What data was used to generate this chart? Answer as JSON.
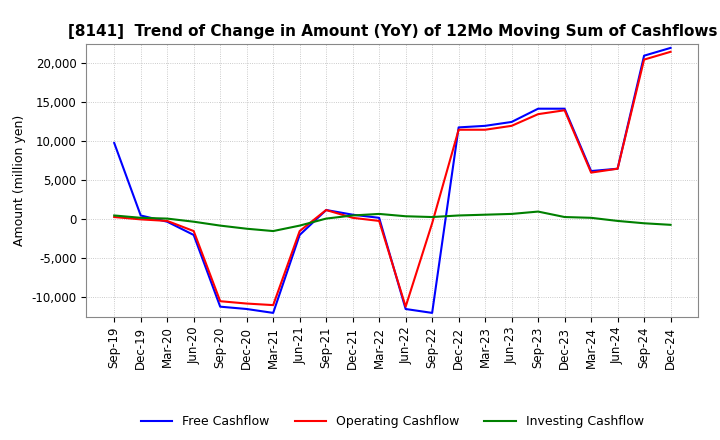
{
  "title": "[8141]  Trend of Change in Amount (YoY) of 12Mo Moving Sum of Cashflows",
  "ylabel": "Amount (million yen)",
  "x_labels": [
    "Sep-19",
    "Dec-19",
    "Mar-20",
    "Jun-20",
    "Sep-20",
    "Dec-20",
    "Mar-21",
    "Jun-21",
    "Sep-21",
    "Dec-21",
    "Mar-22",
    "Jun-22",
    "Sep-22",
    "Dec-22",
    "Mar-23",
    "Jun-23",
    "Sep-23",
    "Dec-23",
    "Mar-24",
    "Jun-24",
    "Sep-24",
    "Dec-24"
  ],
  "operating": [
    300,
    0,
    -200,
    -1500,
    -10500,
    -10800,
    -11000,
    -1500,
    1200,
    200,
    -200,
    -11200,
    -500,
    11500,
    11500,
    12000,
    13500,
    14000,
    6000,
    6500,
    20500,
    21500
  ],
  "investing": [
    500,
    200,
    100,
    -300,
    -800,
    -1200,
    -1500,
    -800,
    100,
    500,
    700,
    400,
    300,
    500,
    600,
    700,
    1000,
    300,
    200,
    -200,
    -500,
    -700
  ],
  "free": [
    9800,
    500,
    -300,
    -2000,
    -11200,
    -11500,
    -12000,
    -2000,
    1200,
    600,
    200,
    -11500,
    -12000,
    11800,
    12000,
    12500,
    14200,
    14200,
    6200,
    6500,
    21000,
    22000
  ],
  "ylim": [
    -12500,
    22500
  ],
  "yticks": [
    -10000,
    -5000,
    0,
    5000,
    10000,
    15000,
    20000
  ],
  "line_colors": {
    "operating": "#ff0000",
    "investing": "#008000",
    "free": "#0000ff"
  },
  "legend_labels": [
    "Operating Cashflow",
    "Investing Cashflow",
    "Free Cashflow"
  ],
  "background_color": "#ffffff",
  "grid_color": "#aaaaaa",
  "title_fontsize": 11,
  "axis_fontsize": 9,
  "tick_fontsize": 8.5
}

▶ [Set task]
Scan the material above for the word "Amount". Copy each line where it occurs.

▶ [Written answer]
  "title": "[8141]  Trend of Change in Amount (YoY) of 12Mo Moving Sum of Cashflows",
  "ylabel": "Amount (million yen)",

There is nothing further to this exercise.